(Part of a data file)
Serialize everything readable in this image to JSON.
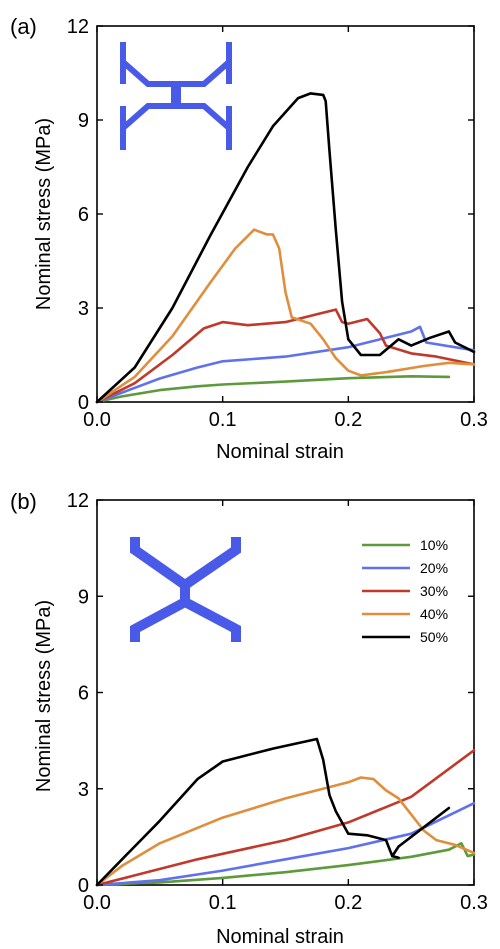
{
  "colors": {
    "s10": "#5c9a3c",
    "s20": "#5f71ec",
    "s30": "#c0392b",
    "s40": "#e08e3c",
    "s50": "#000000",
    "icon": "#4a5ae8"
  },
  "chart_data": [
    {
      "type": "line",
      "panel_label": "(a)",
      "icon": "hourglass-lattice-icon",
      "xlabel": "Nominal strain",
      "ylabel": "Nominal stress (MPa)",
      "xlim": [
        0,
        0.3
      ],
      "ylim": [
        0,
        12
      ],
      "x_ticks": [
        0.0,
        0.1,
        0.2,
        0.3
      ],
      "x_tick_labels": [
        "0.0",
        "0.1",
        "0.2",
        "0.3"
      ],
      "y_ticks": [
        0,
        3,
        6,
        9,
        12
      ],
      "y_tick_labels": [
        "0",
        "3",
        "6",
        "9",
        "12"
      ],
      "series": [
        {
          "key": "s10",
          "points": [
            [
              0,
              0
            ],
            [
              0.02,
              0.18
            ],
            [
              0.05,
              0.38
            ],
            [
              0.08,
              0.5
            ],
            [
              0.1,
              0.56
            ],
            [
              0.15,
              0.65
            ],
            [
              0.2,
              0.76
            ],
            [
              0.25,
              0.82
            ],
            [
              0.28,
              0.8
            ]
          ]
        },
        {
          "key": "s20",
          "points": [
            [
              0,
              0
            ],
            [
              0.02,
              0.3
            ],
            [
              0.05,
              0.75
            ],
            [
              0.08,
              1.1
            ],
            [
              0.1,
              1.3
            ],
            [
              0.15,
              1.45
            ],
            [
              0.2,
              1.75
            ],
            [
              0.25,
              2.25
            ],
            [
              0.257,
              2.4
            ],
            [
              0.262,
              1.9
            ],
            [
              0.3,
              1.65
            ]
          ]
        },
        {
          "key": "s30",
          "points": [
            [
              0,
              0
            ],
            [
              0.03,
              0.6
            ],
            [
              0.06,
              1.5
            ],
            [
              0.085,
              2.35
            ],
            [
              0.1,
              2.55
            ],
            [
              0.12,
              2.45
            ],
            [
              0.15,
              2.55
            ],
            [
              0.175,
              2.8
            ],
            [
              0.19,
              2.95
            ],
            [
              0.195,
              2.55
            ],
            [
              0.2,
              2.5
            ],
            [
              0.215,
              2.65
            ],
            [
              0.225,
              2.2
            ],
            [
              0.23,
              1.8
            ],
            [
              0.25,
              1.55
            ],
            [
              0.27,
              1.45
            ],
            [
              0.3,
              1.2
            ]
          ]
        },
        {
          "key": "s40",
          "points": [
            [
              0,
              0
            ],
            [
              0.03,
              0.8
            ],
            [
              0.06,
              2.1
            ],
            [
              0.09,
              3.8
            ],
            [
              0.11,
              4.9
            ],
            [
              0.125,
              5.5
            ],
            [
              0.135,
              5.35
            ],
            [
              0.14,
              5.35
            ],
            [
              0.145,
              4.9
            ],
            [
              0.15,
              3.5
            ],
            [
              0.155,
              2.7
            ],
            [
              0.17,
              2.5
            ],
            [
              0.18,
              2.0
            ],
            [
              0.19,
              1.4
            ],
            [
              0.2,
              1.0
            ],
            [
              0.21,
              0.85
            ],
            [
              0.23,
              0.95
            ],
            [
              0.26,
              1.15
            ],
            [
              0.28,
              1.25
            ],
            [
              0.3,
              1.2
            ]
          ]
        },
        {
          "key": "s50",
          "points": [
            [
              0,
              0
            ],
            [
              0.03,
              1.1
            ],
            [
              0.06,
              3.0
            ],
            [
              0.09,
              5.3
            ],
            [
              0.12,
              7.5
            ],
            [
              0.14,
              8.8
            ],
            [
              0.16,
              9.7
            ],
            [
              0.17,
              9.85
            ],
            [
              0.18,
              9.8
            ],
            [
              0.182,
              9.6
            ],
            [
              0.185,
              8.0
            ],
            [
              0.19,
              5.5
            ],
            [
              0.195,
              3.2
            ],
            [
              0.2,
              2.0
            ],
            [
              0.21,
              1.5
            ],
            [
              0.225,
              1.5
            ],
            [
              0.24,
              2.0
            ],
            [
              0.25,
              1.8
            ],
            [
              0.265,
              2.05
            ],
            [
              0.28,
              2.25
            ],
            [
              0.285,
              1.9
            ],
            [
              0.3,
              1.6
            ]
          ]
        }
      ]
    },
    {
      "type": "line",
      "panel_label": "(b)",
      "icon": "x-lattice-icon",
      "xlabel": "Nominal strain",
      "ylabel": "Nominal stress (MPa)",
      "xlim": [
        0,
        0.3
      ],
      "ylim": [
        0,
        12
      ],
      "x_ticks": [
        0.0,
        0.1,
        0.2,
        0.3
      ],
      "x_tick_labels": [
        "0.0",
        "0.1",
        "0.2",
        "0.3"
      ],
      "y_ticks": [
        0,
        3,
        6,
        9,
        12
      ],
      "y_tick_labels": [
        "0",
        "3",
        "6",
        "9",
        "12"
      ],
      "legend_position": "top-right",
      "legend": [
        {
          "key": "s10",
          "label": "10%"
        },
        {
          "key": "s20",
          "label": "20%"
        },
        {
          "key": "s30",
          "label": "30%"
        },
        {
          "key": "s40",
          "label": "40%"
        },
        {
          "key": "s50",
          "label": "50%"
        }
      ],
      "series": [
        {
          "key": "s10",
          "points": [
            [
              0,
              0
            ],
            [
              0.05,
              0.08
            ],
            [
              0.1,
              0.22
            ],
            [
              0.15,
              0.4
            ],
            [
              0.2,
              0.62
            ],
            [
              0.25,
              0.88
            ],
            [
              0.28,
              1.1
            ],
            [
              0.29,
              1.3
            ],
            [
              0.295,
              0.9
            ],
            [
              0.3,
              0.95
            ]
          ]
        },
        {
          "key": "s20",
          "points": [
            [
              0,
              0
            ],
            [
              0.05,
              0.15
            ],
            [
              0.1,
              0.45
            ],
            [
              0.15,
              0.8
            ],
            [
              0.2,
              1.15
            ],
            [
              0.25,
              1.6
            ],
            [
              0.3,
              2.55
            ]
          ]
        },
        {
          "key": "s30",
          "points": [
            [
              0,
              0
            ],
            [
              0.03,
              0.3
            ],
            [
              0.08,
              0.8
            ],
            [
              0.15,
              1.4
            ],
            [
              0.2,
              1.95
            ],
            [
              0.25,
              2.75
            ],
            [
              0.3,
              4.2
            ]
          ]
        },
        {
          "key": "s40",
          "points": [
            [
              0,
              0
            ],
            [
              0.02,
              0.6
            ],
            [
              0.05,
              1.3
            ],
            [
              0.1,
              2.1
            ],
            [
              0.15,
              2.7
            ],
            [
              0.2,
              3.2
            ],
            [
              0.21,
              3.35
            ],
            [
              0.22,
              3.3
            ],
            [
              0.23,
              2.95
            ],
            [
              0.24,
              2.7
            ],
            [
              0.25,
              2.2
            ],
            [
              0.26,
              1.7
            ],
            [
              0.27,
              1.4
            ],
            [
              0.285,
              1.25
            ],
            [
              0.3,
              1.0
            ]
          ]
        },
        {
          "key": "s50",
          "points": [
            [
              0,
              0
            ],
            [
              0.02,
              0.8
            ],
            [
              0.05,
              2.0
            ],
            [
              0.08,
              3.3
            ],
            [
              0.1,
              3.85
            ],
            [
              0.14,
              4.25
            ],
            [
              0.175,
              4.55
            ],
            [
              0.18,
              3.9
            ],
            [
              0.185,
              2.8
            ],
            [
              0.19,
              2.3
            ],
            [
              0.2,
              1.6
            ],
            [
              0.215,
              1.55
            ],
            [
              0.23,
              1.4
            ],
            [
              0.235,
              0.9
            ],
            [
              0.24,
              1.2
            ],
            [
              0.26,
              1.8
            ],
            [
              0.28,
              2.4
            ]
          ]
        },
        {
          "key": "s50",
          "points": [
            [
              0.235,
              0.9
            ],
            [
              0.24,
              0.85
            ]
          ]
        }
      ]
    }
  ]
}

» **Short exercise**:
Collect every line with the string "icon" from the records, and copy each.

» **The response**:
    "icon": "#4a5ae8"
      "icon": "hourglass-lattice-icon",
      "icon": "x-lattice-icon",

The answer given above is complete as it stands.